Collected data
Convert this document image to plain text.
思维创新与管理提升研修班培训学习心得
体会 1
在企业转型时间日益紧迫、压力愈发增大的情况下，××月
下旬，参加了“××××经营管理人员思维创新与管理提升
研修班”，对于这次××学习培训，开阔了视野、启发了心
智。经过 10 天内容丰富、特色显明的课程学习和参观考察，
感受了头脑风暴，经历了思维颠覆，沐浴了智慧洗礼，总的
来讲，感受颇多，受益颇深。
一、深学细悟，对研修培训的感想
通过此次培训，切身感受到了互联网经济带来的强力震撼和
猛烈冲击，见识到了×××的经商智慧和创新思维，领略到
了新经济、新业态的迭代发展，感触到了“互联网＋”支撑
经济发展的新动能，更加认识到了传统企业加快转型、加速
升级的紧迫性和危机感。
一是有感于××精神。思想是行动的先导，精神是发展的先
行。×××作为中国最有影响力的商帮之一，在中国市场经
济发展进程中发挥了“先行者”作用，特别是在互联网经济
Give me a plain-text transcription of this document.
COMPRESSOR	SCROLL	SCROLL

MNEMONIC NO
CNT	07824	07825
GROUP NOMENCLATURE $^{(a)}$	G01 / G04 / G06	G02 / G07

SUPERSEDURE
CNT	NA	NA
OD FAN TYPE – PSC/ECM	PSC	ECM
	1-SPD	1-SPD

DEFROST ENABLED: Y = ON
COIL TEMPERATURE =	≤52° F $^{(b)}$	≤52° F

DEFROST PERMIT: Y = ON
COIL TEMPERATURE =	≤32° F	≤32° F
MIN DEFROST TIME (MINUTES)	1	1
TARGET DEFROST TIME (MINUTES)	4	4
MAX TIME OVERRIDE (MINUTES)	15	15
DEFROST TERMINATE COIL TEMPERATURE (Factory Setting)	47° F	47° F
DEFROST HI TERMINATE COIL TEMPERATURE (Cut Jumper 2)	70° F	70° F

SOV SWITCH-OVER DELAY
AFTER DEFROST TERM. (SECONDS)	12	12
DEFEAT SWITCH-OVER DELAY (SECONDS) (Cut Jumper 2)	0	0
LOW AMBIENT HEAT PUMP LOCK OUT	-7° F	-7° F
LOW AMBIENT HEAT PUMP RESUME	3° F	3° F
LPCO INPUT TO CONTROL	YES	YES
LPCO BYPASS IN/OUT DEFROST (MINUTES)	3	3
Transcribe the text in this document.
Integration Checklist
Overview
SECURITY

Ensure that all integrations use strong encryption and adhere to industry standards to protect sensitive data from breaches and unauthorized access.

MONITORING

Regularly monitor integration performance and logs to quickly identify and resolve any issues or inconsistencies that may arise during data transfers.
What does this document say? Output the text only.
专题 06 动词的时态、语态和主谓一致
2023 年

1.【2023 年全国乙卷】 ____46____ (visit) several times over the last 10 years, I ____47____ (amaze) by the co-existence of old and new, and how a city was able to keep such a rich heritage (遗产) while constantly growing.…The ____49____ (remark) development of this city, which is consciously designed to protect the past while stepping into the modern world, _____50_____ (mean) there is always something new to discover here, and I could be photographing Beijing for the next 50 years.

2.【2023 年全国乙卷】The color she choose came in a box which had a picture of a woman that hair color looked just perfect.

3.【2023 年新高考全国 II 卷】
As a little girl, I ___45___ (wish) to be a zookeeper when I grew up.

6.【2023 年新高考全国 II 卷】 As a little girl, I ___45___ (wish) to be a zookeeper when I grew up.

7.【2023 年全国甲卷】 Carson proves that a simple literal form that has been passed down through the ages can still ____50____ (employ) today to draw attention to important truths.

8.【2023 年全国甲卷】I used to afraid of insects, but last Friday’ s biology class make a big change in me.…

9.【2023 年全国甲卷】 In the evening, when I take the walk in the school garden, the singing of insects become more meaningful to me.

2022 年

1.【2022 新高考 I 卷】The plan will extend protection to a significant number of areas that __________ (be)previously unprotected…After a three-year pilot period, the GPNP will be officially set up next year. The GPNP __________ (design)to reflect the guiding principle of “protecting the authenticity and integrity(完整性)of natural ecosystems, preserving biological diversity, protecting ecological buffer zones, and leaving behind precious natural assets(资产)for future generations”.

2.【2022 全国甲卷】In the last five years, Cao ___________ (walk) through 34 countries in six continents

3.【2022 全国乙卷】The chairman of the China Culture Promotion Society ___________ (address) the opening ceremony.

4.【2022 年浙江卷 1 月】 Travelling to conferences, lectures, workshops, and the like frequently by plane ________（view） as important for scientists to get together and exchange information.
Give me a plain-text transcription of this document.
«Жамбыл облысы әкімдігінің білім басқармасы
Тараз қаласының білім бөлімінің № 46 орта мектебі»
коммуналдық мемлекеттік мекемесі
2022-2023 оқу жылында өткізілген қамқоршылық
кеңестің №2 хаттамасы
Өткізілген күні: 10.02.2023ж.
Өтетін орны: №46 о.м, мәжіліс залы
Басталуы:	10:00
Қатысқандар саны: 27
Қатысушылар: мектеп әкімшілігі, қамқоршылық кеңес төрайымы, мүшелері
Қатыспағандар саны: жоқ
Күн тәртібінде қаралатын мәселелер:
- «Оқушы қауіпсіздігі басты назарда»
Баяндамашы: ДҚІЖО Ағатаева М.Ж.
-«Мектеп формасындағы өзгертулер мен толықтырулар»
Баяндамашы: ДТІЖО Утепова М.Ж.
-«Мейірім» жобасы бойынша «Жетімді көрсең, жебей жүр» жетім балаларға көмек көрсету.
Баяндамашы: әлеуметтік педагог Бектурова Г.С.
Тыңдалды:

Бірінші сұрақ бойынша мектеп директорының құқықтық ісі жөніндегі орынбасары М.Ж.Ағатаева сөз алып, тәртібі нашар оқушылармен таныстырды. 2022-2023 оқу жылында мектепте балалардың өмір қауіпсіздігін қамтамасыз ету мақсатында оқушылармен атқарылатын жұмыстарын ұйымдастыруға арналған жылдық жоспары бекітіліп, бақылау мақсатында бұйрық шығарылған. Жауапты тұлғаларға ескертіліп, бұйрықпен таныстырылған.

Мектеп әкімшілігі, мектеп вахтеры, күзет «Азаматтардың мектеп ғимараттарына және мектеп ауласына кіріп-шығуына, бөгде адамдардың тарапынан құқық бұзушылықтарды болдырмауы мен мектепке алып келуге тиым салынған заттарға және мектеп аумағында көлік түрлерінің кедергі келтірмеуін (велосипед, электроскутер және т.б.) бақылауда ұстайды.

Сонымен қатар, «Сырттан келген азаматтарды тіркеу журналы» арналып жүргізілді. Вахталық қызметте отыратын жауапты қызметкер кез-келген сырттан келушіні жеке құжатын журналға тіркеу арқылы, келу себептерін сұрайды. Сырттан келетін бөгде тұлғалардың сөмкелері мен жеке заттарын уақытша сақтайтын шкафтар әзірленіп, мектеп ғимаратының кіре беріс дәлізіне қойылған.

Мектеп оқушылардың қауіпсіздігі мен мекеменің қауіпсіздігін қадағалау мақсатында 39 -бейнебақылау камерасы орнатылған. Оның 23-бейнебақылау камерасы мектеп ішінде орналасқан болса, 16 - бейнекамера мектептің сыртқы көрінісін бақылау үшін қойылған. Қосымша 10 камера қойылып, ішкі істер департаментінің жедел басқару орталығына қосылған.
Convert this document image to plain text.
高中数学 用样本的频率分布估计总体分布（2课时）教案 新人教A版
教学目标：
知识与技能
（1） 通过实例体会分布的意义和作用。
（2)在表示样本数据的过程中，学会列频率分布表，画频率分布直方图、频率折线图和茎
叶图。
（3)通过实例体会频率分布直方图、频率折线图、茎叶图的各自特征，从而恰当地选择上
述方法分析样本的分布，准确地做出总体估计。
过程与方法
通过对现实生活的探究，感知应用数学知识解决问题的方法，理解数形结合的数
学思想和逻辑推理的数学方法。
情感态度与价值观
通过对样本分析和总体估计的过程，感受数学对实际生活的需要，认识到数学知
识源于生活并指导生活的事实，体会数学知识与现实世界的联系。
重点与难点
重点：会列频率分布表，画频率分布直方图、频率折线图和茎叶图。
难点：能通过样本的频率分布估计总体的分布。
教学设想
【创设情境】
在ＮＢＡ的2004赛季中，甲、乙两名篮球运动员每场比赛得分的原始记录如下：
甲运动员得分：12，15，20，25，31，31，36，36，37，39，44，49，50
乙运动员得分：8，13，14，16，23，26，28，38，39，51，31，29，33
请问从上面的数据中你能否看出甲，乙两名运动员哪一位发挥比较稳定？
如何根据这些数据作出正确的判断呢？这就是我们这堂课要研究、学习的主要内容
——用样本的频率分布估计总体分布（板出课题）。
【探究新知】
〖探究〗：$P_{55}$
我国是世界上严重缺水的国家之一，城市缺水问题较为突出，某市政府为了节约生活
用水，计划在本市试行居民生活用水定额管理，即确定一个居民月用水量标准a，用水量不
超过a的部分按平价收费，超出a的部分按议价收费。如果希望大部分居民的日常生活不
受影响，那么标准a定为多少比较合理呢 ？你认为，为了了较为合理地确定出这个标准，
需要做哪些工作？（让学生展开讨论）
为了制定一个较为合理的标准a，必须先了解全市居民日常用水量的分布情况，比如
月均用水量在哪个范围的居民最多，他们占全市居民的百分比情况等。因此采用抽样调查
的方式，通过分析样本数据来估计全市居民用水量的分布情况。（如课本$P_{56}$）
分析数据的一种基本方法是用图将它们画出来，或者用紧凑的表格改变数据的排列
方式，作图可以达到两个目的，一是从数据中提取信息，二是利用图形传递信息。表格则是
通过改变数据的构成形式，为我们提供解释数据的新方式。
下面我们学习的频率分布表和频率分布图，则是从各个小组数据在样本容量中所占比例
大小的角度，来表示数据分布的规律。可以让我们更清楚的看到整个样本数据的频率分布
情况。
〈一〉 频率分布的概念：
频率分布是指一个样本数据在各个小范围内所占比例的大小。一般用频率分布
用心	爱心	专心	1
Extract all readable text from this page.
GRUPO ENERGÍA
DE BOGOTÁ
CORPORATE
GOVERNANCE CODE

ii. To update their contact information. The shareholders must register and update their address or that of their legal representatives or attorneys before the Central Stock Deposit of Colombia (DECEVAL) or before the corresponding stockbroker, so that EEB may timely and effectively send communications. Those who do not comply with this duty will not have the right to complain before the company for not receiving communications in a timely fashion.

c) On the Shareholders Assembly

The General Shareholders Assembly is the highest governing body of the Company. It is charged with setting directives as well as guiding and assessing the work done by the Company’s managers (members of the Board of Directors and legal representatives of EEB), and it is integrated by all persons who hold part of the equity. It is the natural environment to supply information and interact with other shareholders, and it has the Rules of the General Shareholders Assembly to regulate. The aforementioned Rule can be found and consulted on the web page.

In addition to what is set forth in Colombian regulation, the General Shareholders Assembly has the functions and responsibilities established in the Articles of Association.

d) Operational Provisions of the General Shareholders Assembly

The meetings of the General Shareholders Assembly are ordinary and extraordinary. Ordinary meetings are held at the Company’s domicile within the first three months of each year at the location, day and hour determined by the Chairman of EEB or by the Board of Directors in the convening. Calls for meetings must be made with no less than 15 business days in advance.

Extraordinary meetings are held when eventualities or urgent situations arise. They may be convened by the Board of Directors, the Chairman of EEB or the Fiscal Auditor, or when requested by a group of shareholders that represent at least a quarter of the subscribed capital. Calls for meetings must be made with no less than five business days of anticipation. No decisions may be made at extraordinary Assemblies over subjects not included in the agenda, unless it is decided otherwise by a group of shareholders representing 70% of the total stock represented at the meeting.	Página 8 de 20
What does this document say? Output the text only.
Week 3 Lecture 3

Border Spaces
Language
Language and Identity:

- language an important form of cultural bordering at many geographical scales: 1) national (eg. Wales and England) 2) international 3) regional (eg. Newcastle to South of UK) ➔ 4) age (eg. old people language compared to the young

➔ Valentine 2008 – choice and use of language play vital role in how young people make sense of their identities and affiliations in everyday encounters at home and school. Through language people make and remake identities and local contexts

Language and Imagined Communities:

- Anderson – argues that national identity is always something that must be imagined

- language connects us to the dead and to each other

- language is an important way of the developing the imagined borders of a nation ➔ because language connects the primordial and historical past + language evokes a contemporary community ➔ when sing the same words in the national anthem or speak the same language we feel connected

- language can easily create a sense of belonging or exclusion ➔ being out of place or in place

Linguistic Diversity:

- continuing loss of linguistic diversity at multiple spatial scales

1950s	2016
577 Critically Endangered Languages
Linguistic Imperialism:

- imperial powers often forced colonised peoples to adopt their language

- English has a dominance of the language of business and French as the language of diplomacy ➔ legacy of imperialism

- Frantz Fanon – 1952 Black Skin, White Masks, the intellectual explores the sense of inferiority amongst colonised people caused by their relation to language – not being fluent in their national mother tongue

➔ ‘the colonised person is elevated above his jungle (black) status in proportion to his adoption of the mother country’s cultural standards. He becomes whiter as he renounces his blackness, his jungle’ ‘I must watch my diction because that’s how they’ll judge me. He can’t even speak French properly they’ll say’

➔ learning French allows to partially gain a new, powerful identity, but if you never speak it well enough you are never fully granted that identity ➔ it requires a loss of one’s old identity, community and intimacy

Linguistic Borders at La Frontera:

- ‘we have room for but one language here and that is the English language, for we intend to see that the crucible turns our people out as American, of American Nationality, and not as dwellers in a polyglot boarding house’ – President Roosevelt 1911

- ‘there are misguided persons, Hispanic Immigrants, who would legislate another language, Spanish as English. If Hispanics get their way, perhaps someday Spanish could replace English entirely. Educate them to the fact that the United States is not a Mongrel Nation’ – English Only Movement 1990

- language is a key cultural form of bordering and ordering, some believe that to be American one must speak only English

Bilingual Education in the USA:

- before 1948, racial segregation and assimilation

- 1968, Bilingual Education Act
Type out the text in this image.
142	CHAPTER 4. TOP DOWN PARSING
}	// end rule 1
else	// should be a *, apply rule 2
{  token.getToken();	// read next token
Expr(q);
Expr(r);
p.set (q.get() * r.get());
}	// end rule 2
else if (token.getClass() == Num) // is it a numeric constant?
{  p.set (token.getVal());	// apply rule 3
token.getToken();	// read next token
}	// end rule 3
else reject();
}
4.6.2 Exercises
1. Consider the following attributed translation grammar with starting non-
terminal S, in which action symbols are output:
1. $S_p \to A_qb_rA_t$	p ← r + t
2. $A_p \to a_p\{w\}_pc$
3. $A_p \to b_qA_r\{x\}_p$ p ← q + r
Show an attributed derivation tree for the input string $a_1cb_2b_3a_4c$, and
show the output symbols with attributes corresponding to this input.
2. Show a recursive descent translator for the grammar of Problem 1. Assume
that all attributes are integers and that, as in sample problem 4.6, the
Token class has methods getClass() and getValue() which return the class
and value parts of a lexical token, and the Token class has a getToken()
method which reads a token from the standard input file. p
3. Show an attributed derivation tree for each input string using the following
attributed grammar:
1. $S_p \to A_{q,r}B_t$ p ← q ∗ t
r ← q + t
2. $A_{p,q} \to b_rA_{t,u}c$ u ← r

Aim of the task: Collect from the data above every line that includes "scales".

The reply:
- language an important form of cultural bordering at many geographical scales: 1) national (eg. Wales and England) 2) international 3) regional (eg. Newcastle to South of UK) ➔ 4) age (eg. old people language compared to the young
- continuing loss of linguistic diversity at multiple spatial scales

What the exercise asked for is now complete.